▶ [Testo da analizzare]
18 maggio 2006

Ma la letteratura non è un reality show

di Giorgio Pressburger
Sulla relazione tra opera letteraria e realtà, da Aristotele fino ad oggi, sono stati scritti trattati sufficienti a riempire varie biblioteche. Tuttavia negli ultimi anni la situazione in questo ambito si è modificata tanto radicalmente, da richiedere forse l'apertura di una nuova biblioteca. Già l'entrata "in campo" di alcuni grandi saggisti, qualche anno fa, aveva modificato l'aspetto della narrativa mescolando i generi, in modo da trasformare per esempio un libro di viaggi, con relativa divagazione saggistica, in un'opera narrativa con tanto di invenzioni e intrecci.
L'esempio più noto di questo tipo di letteratura narrativa è probabilmente Danubio di Claudio Magris. Ma contemporaneamente sono apparsi anche «libri-verità» basati su interviste a persone la cui vita potesse apparire tanto romanzesca e tanto estendibile a un vasto campionario umano, da costituire oggetto di vere opere letterarie. Il celebre libro di Truman Capote su un assassino condannato a morte naturalmente fa parte di quella letteratura. Ma anche Storia di Piera di Dacia Maraini ne è un esempio.Quale avvenimento ha modificato il concetto di "realtà" negli ultimi tempi? Naturalmente ha avuto un ruolo importante l'avvento dei reality-show che hanno invaso la mente e la coscienza degli spettatori televisivi di tutto il mondo (e una parte di questi spettatori è costituita da lettori). Quindi la realtà ha cominciato a far parte della fiction, cioè della finzione, della rappresentazione artistica. In quelle rappresentazioni, in quegli show agli spettatori si mostra la realtà nuda e cruda, così come le telecamere la colgono "dal vivo" in un gruppo umano selezionato appositamente.

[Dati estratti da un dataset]
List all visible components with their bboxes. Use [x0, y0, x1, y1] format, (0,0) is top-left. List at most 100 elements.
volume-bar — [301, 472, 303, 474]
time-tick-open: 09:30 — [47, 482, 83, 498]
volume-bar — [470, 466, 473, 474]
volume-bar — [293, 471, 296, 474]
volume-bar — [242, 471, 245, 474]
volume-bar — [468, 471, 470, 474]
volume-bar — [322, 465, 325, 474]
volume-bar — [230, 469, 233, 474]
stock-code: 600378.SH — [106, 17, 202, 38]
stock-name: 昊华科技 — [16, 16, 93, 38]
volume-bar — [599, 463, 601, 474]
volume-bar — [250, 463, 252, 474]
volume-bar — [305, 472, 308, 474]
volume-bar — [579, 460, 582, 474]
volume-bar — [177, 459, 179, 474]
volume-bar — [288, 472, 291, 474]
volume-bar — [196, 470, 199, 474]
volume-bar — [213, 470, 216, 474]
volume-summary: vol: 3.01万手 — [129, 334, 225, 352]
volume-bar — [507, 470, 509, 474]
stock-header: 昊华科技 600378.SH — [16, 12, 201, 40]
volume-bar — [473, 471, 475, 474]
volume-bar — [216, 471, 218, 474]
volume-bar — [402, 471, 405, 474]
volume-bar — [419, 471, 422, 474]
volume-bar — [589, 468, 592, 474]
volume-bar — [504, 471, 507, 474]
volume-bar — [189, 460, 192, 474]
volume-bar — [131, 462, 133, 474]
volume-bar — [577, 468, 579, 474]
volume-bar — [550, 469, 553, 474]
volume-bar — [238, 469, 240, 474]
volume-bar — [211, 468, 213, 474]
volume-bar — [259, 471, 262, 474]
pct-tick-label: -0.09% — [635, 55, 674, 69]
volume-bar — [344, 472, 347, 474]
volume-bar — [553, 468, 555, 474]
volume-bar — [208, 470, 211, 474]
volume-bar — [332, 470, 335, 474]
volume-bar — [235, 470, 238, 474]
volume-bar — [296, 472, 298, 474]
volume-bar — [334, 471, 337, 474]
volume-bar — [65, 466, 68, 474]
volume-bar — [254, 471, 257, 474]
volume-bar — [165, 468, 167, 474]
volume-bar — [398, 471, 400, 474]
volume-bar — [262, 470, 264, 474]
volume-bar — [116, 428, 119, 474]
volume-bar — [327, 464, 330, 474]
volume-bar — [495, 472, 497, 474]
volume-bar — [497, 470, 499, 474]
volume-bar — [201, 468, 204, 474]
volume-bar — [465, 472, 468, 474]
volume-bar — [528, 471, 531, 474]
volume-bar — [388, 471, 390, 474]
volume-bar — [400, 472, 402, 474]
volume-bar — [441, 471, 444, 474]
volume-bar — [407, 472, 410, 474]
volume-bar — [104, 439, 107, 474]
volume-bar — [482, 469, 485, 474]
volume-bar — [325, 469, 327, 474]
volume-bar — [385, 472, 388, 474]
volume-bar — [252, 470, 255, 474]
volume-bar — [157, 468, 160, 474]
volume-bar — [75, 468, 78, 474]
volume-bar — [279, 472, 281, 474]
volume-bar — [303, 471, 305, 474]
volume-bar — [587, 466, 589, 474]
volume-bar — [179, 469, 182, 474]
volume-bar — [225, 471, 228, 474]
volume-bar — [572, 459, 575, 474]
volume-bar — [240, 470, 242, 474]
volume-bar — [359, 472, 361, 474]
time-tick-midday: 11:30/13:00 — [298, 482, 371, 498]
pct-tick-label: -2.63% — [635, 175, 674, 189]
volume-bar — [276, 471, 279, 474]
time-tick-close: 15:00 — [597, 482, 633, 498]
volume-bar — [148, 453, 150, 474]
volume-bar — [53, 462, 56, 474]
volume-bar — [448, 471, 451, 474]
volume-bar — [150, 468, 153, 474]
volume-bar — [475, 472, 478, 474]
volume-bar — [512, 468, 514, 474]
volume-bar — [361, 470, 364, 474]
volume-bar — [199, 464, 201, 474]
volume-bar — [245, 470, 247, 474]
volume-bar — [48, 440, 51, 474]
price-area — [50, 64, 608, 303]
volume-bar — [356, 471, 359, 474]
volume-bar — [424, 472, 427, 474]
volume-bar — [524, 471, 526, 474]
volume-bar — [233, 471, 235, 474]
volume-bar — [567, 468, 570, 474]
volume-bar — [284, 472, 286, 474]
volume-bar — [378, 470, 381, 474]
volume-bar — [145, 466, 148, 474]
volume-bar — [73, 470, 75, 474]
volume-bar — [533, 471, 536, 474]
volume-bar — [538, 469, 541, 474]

▶ [Esercizi proposti]
• 1. Stabilisci se ciascuna delle affermazioni seguenti concorda con il testo su letteratura e realtà, rispondendo sì o no e citando alla lettera le parole decisive. (a) Danubio di Claudio Magris viene indicato come probabilmente l'esempio più noto di questo tipo di letteratura narrativa. (b) Il libro di Truman Capote citato riguarda un assassino assolto. (c) Nessuno degli spettatori televisivi è anche un lettore.
• 2. Ripeti il passo del testo su letteratura e realtà che comincia con le parole "di Giorgio Pressburger" e si chiude con le parole "invenzioni e intrecci.".
• 3. Riprendi il testo su letteratura e realtà dal punto in cui si interrompe e proseguilo.

▶ [Soluzioni dell'esercizio]
• 1.
(a) Sì: «L'esempio più noto di questo tipo di letteratura narrativa è probabilmente Danubio di Claudio Magris».
(b) No: «Il celebre libro di Truman Capote su un assassino condannato a morte».
(c) No: «una parte di questi spettatori è costituita da lettori».

• 2.
di Giorgio Pressburger
Sulla relazione tra opera letteraria e realtà, da Aristotele fino ad oggi, sono stati scritti trattati sufficienti a riempire varie biblioteche. Tuttavia negli ultimi anni la situazione in questo ambito si è modificata tanto radicalmente, da richiedere forse l'apertura di una nuova biblioteca. Già l'entrata "in campo" di alcuni grandi saggisti, qualche anno fa, aveva modificato l'aspetto della narrativa mescolando i generi, in modo da trasformare per esempio un libro di viaggi, con relativa divagazione saggistica, in un'opera narrativa con tanto di invenzioni e intrecci.

• 3.
È inutile dire che con la realtà "vera" quegli show hanno ben poco a che fare. Si tratta di una falsificazione abbastanza tendenziosa, tale però da destare nello spettatore "l'empatia", cioè il sentimento di partecipazione per qualcuna delle persone esibite, e "antipatia" per altre. La trama si tesse sul pettegolezzo, sulla curiosità di come andrà a finire, chi sarà "buttato fuori" dallo show, e chi ci rimarrà. Quindi si tratta di rappresentazione-verità e di storia da "giallo", da romanzo poliziesco unite insieme. La realtà diventa fonte di pettegolezzo, sfogo della violenza nel soddisfare la propria curiosità di svelare il segreto altrui, della propria presunta onniscienza davanti alla quale non devono esistere segreti. La parola "realtà" ha acquisito ultimamente questo significato e questa "colorazione".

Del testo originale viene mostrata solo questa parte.